## STATED PROBLEM
Find the lines with "peak" in them and copy them out.
"""
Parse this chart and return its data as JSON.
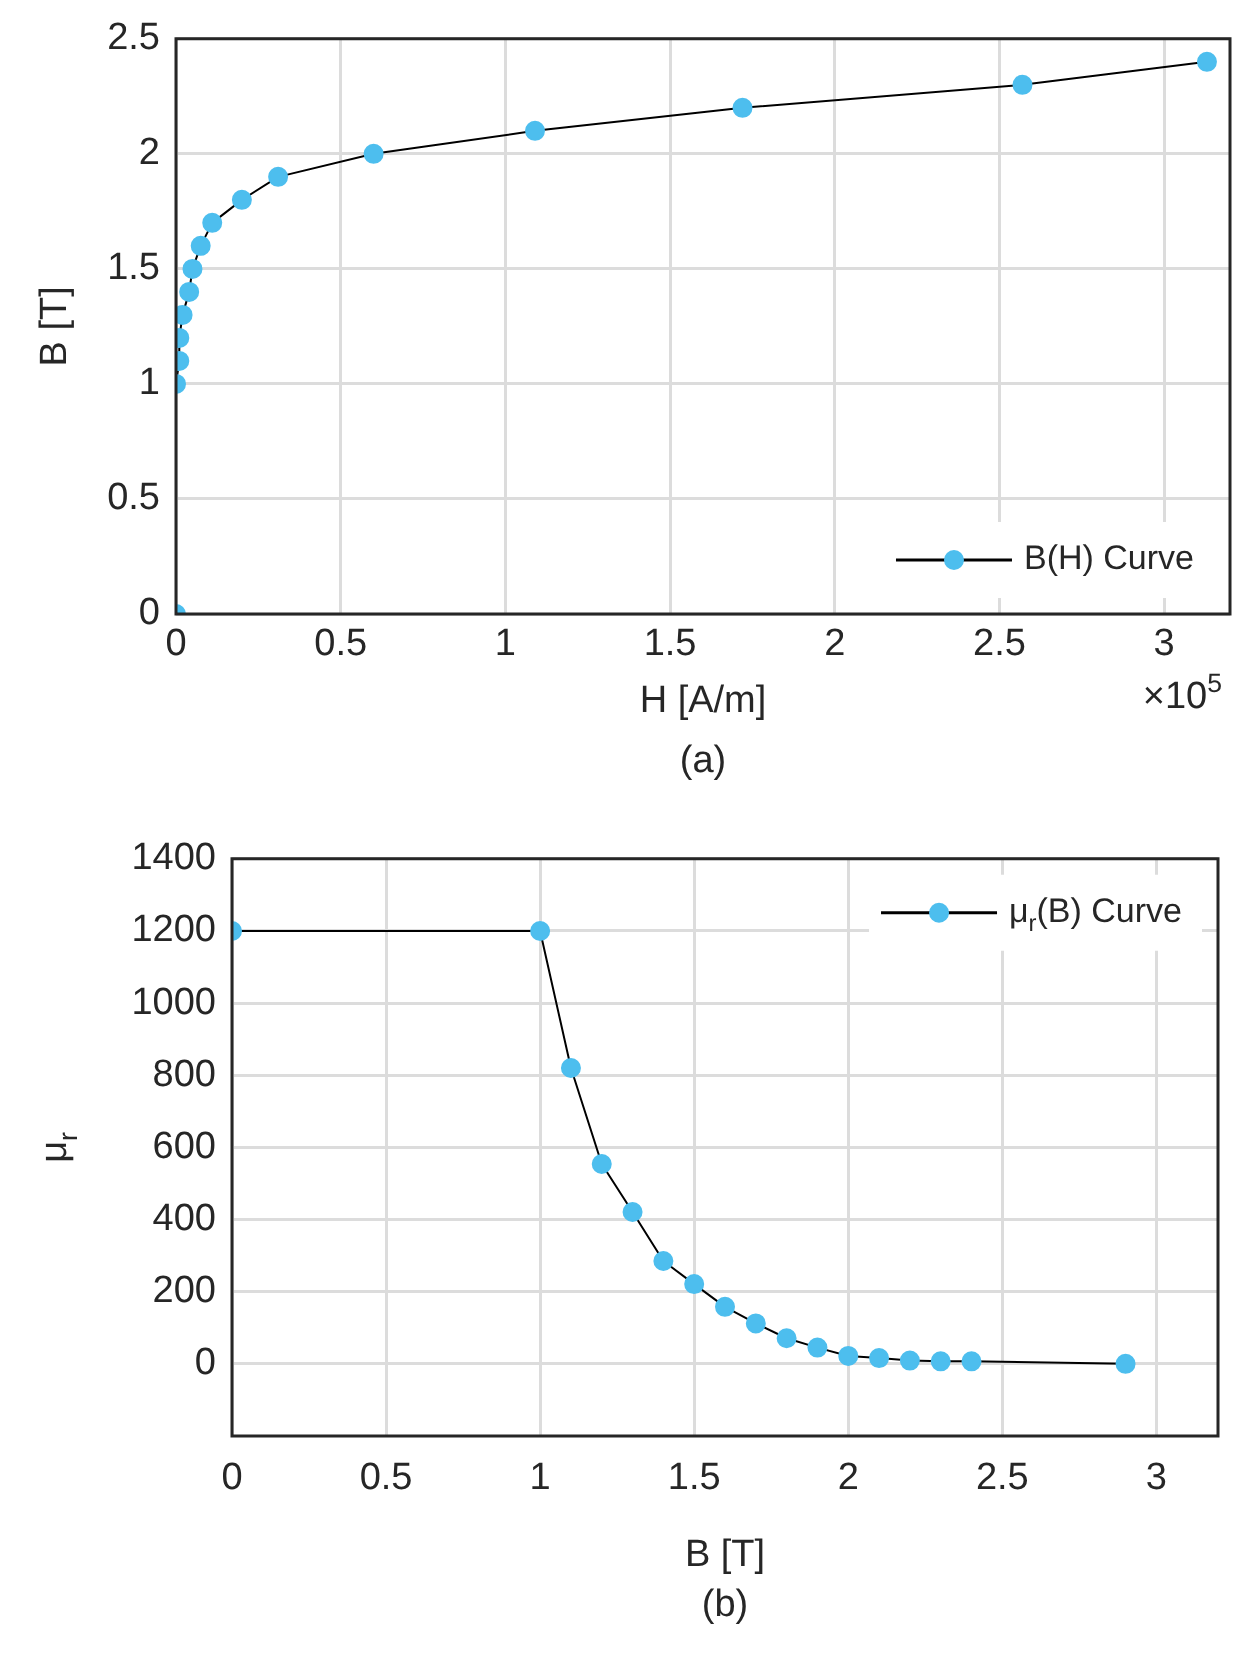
{
  "chart_data": [
    {
      "type": "line",
      "xlabel": "H [A/m]",
      "ylabel": "B [T]",
      "annotations": [
        "×10$^{5}$",
        "(a)"
      ],
      "x": [
        0,
        0,
        0.01,
        0.01,
        0.02,
        0.04,
        0.05,
        0.075,
        0.11,
        0.2,
        0.31,
        0.6,
        1.09,
        1.72,
        2.57,
        3.13
      ],
      "series": [
        {
          "name": "B(H) Curve",
          "color": "#4dbeee",
          "values": [
            0,
            1,
            1.1,
            1.2,
            1.3,
            1.4,
            1.5,
            1.6,
            1.7,
            1.8,
            1.9,
            2,
            2.1,
            2.2,
            2.3,
            2.4
          ]
        }
      ],
      "xlim": [
        0,
        3.2
      ],
      "xticks": [
        0,
        0.5,
        1,
        1.5,
        2,
        2.5,
        3
      ],
      "ylim": [
        0,
        2.5
      ],
      "yticks": [
        0,
        0.5,
        1,
        1.5,
        2,
        2.5
      ],
      "grid": true,
      "legend": "bottom right",
      "marker": "circle",
      "line_style": "solid"
    },
    {
      "type": "line",
      "xlabel": "B [T]",
      "ylabel": "μ$_{r}$",
      "annotations": [
        "(b)"
      ],
      "x": [
        0,
        1,
        1.1,
        1.2,
        1.3,
        1.4,
        1.5,
        1.6,
        1.7,
        1.8,
        1.9,
        2,
        2.1,
        2.2,
        2.3,
        2.4,
        2.9
      ],
      "series": [
        {
          "name": "μ$_{r}$(B) Curve",
          "color": "#4dbeee",
          "values": [
            1200,
            1200,
            820,
            554,
            421,
            285,
            221,
            158,
            112,
            71,
            45,
            22,
            16,
            9,
            7,
            7,
            0
          ]
        }
      ],
      "xlim": [
        0,
        3.2
      ],
      "xticks": [
        0,
        0.5,
        1,
        1.5,
        2,
        2.5,
        3
      ],
      "ylim": [
        -200,
        1400
      ],
      "yticks": [
        0,
        200,
        400,
        600,
        800,
        1000,
        1200,
        1400
      ],
      "grid": true,
      "legend": "top right",
      "marker": "circle",
      "line_style": "solid"
    }
  ]
}
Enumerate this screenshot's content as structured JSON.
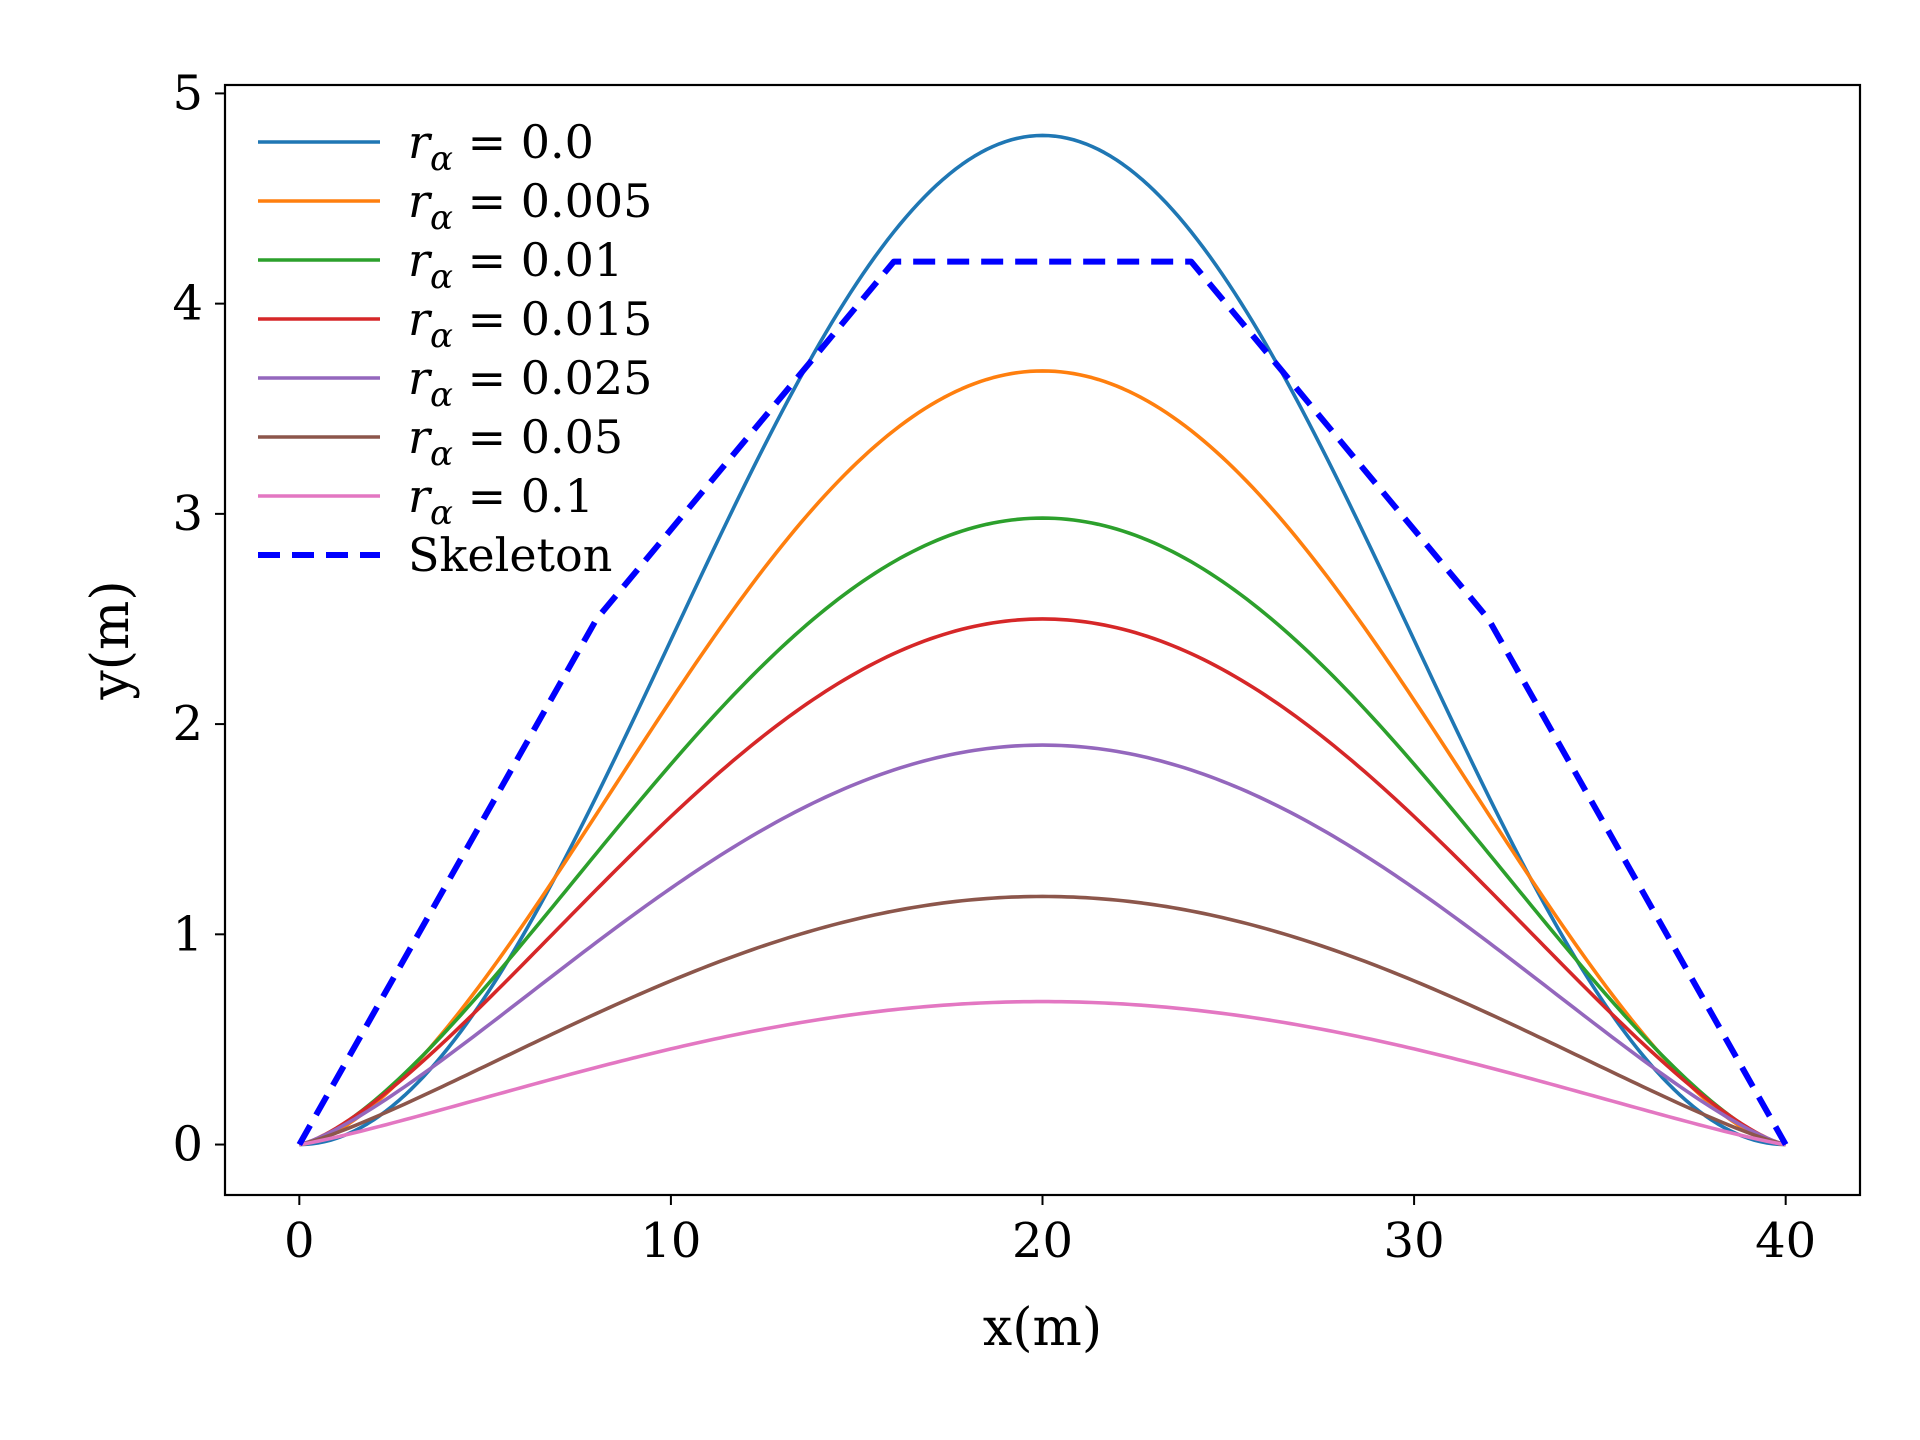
{
  "chart_data": {
    "type": "line",
    "title": "",
    "xlabel": "x(m)",
    "ylabel": "y(m)",
    "xlim": [
      -2,
      42
    ],
    "ylim": [
      -0.24,
      5.04
    ],
    "grid": false,
    "legend_position": "top-left",
    "x_ticks": [
      0,
      10,
      20,
      30,
      40
    ],
    "x_tick_labels": [
      "0",
      "10",
      "20",
      "30",
      "40"
    ],
    "y_ticks": [
      0,
      1,
      2,
      3,
      4,
      5
    ],
    "y_tick_labels": [
      "0",
      "1",
      "2",
      "3",
      "4",
      "5"
    ],
    "curve_span": [
      0,
      40
    ],
    "series": [
      {
        "name": "r_α = 0.0",
        "label_symbol": "r",
        "label_subscript": "α",
        "label_value": " = 0.0",
        "color": "#1f77b4",
        "style": "solid",
        "peak": 4.8,
        "shape_exponent": 1.0
      },
      {
        "name": "r_α = 0.005",
        "label_symbol": "r",
        "label_subscript": "α",
        "label_value": " = 0.005",
        "color": "#ff7f0e",
        "style": "solid",
        "peak": 3.68,
        "shape_exponent": 0.8
      },
      {
        "name": "r_α = 0.01",
        "label_symbol": "r",
        "label_subscript": "α",
        "label_value": " = 0.01",
        "color": "#2ca02c",
        "style": "solid",
        "peak": 2.98,
        "shape_exponent": 0.72
      },
      {
        "name": "r_α = 0.015",
        "label_symbol": "r",
        "label_subscript": "α",
        "label_value": " = 0.015",
        "color": "#d62728",
        "style": "solid",
        "peak": 2.5,
        "shape_exponent": 0.68
      },
      {
        "name": "r_α = 0.025",
        "label_symbol": "r",
        "label_subscript": "α",
        "label_value": " = 0.025",
        "color": "#9467bd",
        "style": "solid",
        "peak": 1.9,
        "shape_exponent": 0.64
      },
      {
        "name": "r_α = 0.05",
        "label_symbol": "r",
        "label_subscript": "α",
        "label_value": " = 0.05",
        "color": "#8c564b",
        "style": "solid",
        "peak": 1.18,
        "shape_exponent": 0.6
      },
      {
        "name": "r_α = 0.1",
        "label_symbol": "r",
        "label_subscript": "α",
        "label_value": " = 0.1",
        "color": "#e377c2",
        "style": "solid",
        "peak": 0.68,
        "shape_exponent": 0.58
      },
      {
        "name": "Skeleton",
        "label_plain": "Skeleton",
        "color": "#0000ff",
        "style": "dashed",
        "x": [
          0,
          8,
          16,
          24,
          32,
          40
        ],
        "y": [
          0,
          2.5,
          4.2,
          4.2,
          2.5,
          0
        ]
      }
    ]
  }
}
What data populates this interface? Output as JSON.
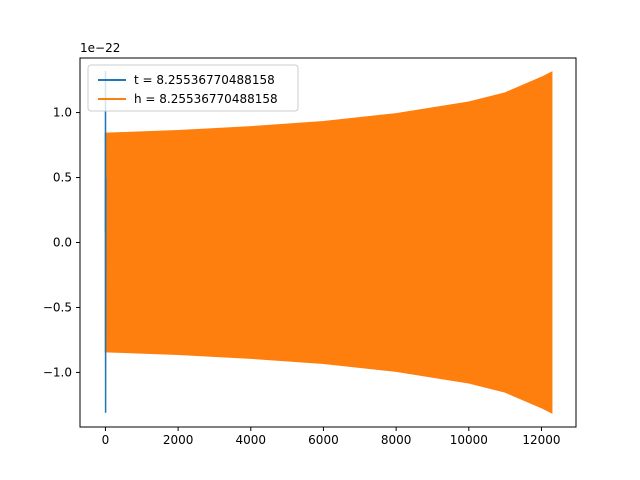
{
  "chart_data": {
    "type": "line",
    "title": "",
    "xlabel": "",
    "ylabel": "",
    "y_offset_label": "1e−22",
    "xlim": [
      -700,
      12950
    ],
    "ylim": [
      -1.42,
      1.42
    ],
    "xticks": [
      {
        "value": 0,
        "label": "0"
      },
      {
        "value": 2000,
        "label": "2000"
      },
      {
        "value": 4000,
        "label": "4000"
      },
      {
        "value": 6000,
        "label": "6000"
      },
      {
        "value": 8000,
        "label": "8000"
      },
      {
        "value": 10000,
        "label": "10000"
      },
      {
        "value": 12000,
        "label": "12000"
      }
    ],
    "yticks": [
      {
        "value": -1.0,
        "label": "−1.0"
      },
      {
        "value": -0.5,
        "label": "−0.5"
      },
      {
        "value": 0.0,
        "label": "0.0"
      },
      {
        "value": 0.5,
        "label": "0.5"
      },
      {
        "value": 1.0,
        "label": "1.0"
      }
    ],
    "grid": false,
    "legend_position": "upper-left",
    "series": [
      {
        "name": "t = 8.25536770488158",
        "color": "#1f77b4",
        "description_points": [
          {
            "x": 0,
            "y": 0.08
          },
          {
            "x": 2,
            "y": 1.32
          },
          {
            "x": 5,
            "y": -1.31
          },
          {
            "x": 10,
            "y": 0.5
          }
        ]
      },
      {
        "name": "h = 8.25536770488158",
        "color": "#ff7f0e",
        "envelope": [
          {
            "x": 0,
            "upper": 0.84,
            "lower": -0.84
          },
          {
            "x": 2000,
            "upper": 0.86,
            "lower": -0.86
          },
          {
            "x": 4000,
            "upper": 0.89,
            "lower": -0.89
          },
          {
            "x": 6000,
            "upper": 0.93,
            "lower": -0.93
          },
          {
            "x": 8000,
            "upper": 0.99,
            "lower": -0.99
          },
          {
            "x": 10000,
            "upper": 1.08,
            "lower": -1.08
          },
          {
            "x": 11000,
            "upper": 1.15,
            "lower": -1.15
          },
          {
            "x": 12000,
            "upper": 1.27,
            "lower": -1.27
          },
          {
            "x": 12280,
            "upper": 1.31,
            "lower": -1.31
          }
        ],
        "x_end": 12280
      }
    ]
  }
}
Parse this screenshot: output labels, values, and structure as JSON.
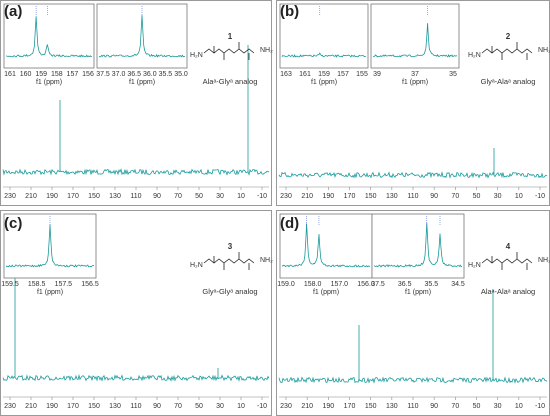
{
  "panels": [
    {
      "label": "(a)",
      "compound_number": "1",
      "caption": "Alaᵃ-Glyᵃ analog",
      "left_group": "H₂N",
      "right_group": "NH₂",
      "main_ticks": [
        "230",
        "210",
        "190",
        "170",
        "150",
        "130",
        "110",
        "90",
        "70",
        "50",
        "30",
        "10",
        "-10"
      ],
      "insets": [
        {
          "ticks": [
            "161",
            "160",
            "159",
            "158",
            "157",
            "156"
          ],
          "axis_label": "f1 (ppm)"
        },
        {
          "ticks": [
            "37.5",
            "37.0",
            "36.5",
            "36.0",
            "35.5",
            "35.0"
          ],
          "axis_label": "f1 (ppm)"
        }
      ]
    },
    {
      "label": "(b)",
      "compound_number": "2",
      "caption": "Glyᵃ-Alaᵃ analog",
      "left_group": "H₂N",
      "right_group": "NH₂",
      "main_ticks": [
        "230",
        "210",
        "190",
        "170",
        "150",
        "130",
        "110",
        "90",
        "70",
        "50",
        "30",
        "10",
        "-10"
      ],
      "insets": [
        {
          "ticks": [
            "163",
            "161",
            "159",
            "157",
            "155"
          ],
          "axis_label": "f1 (ppm)"
        },
        {
          "ticks": [
            "39",
            "37",
            "35"
          ],
          "axis_label": "f1 (ppm)"
        }
      ]
    },
    {
      "label": "(c)",
      "compound_number": "3",
      "caption": "Glyᵃ-Glyᵃ analog",
      "left_group": "H₂N",
      "right_group": "NH₂",
      "main_ticks": [
        "230",
        "210",
        "190",
        "170",
        "150",
        "130",
        "110",
        "90",
        "70",
        "50",
        "30",
        "10",
        "-10"
      ],
      "insets": [
        {
          "ticks": [
            "159.5",
            "158.5",
            "157.5",
            "156.5"
          ],
          "axis_label": "f1 (ppm)"
        }
      ]
    },
    {
      "label": "(d)",
      "compound_number": "4",
      "caption": "Alaᵃ-Alaᵃ analog",
      "left_group": "H₂N",
      "right_group": "NH₂",
      "main_ticks": [
        "230",
        "210",
        "190",
        "170",
        "150",
        "130",
        "110",
        "90",
        "70",
        "50",
        "30",
        "10",
        "-10"
      ],
      "insets": [
        {
          "ticks": [
            "159.0",
            "158.0",
            "157.0",
            "156.0"
          ],
          "axis_label": "f1 (ppm)"
        },
        {
          "ticks": [
            "37.5",
            "36.5",
            "35.5",
            "34.5"
          ],
          "axis_label": "f1 (ppm)"
        }
      ]
    }
  ]
}
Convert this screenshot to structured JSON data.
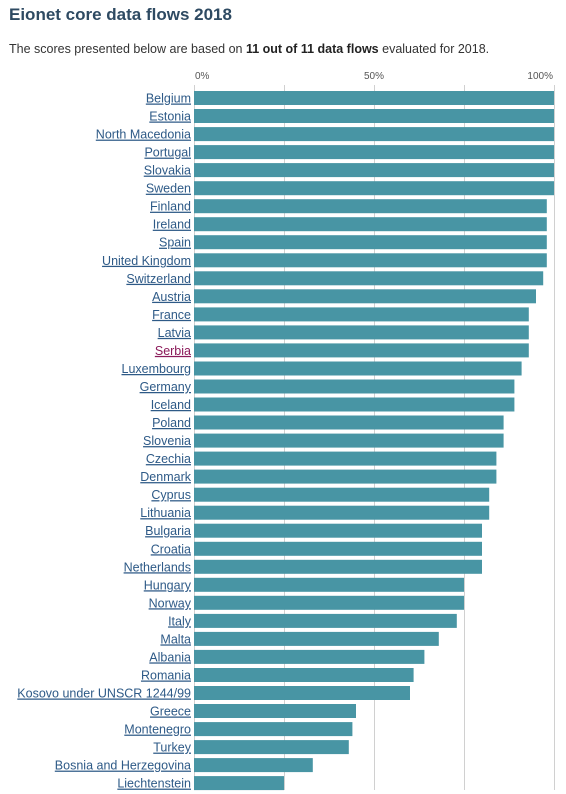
"""
## TASK SOLUTION
        "peak": 4.8,
        "peak": 3.68,
        "peak": 2.98,
        "peak": 2.5,
        "peak": 1.9,
        "peak": 1.18,
        "peak": 0.68,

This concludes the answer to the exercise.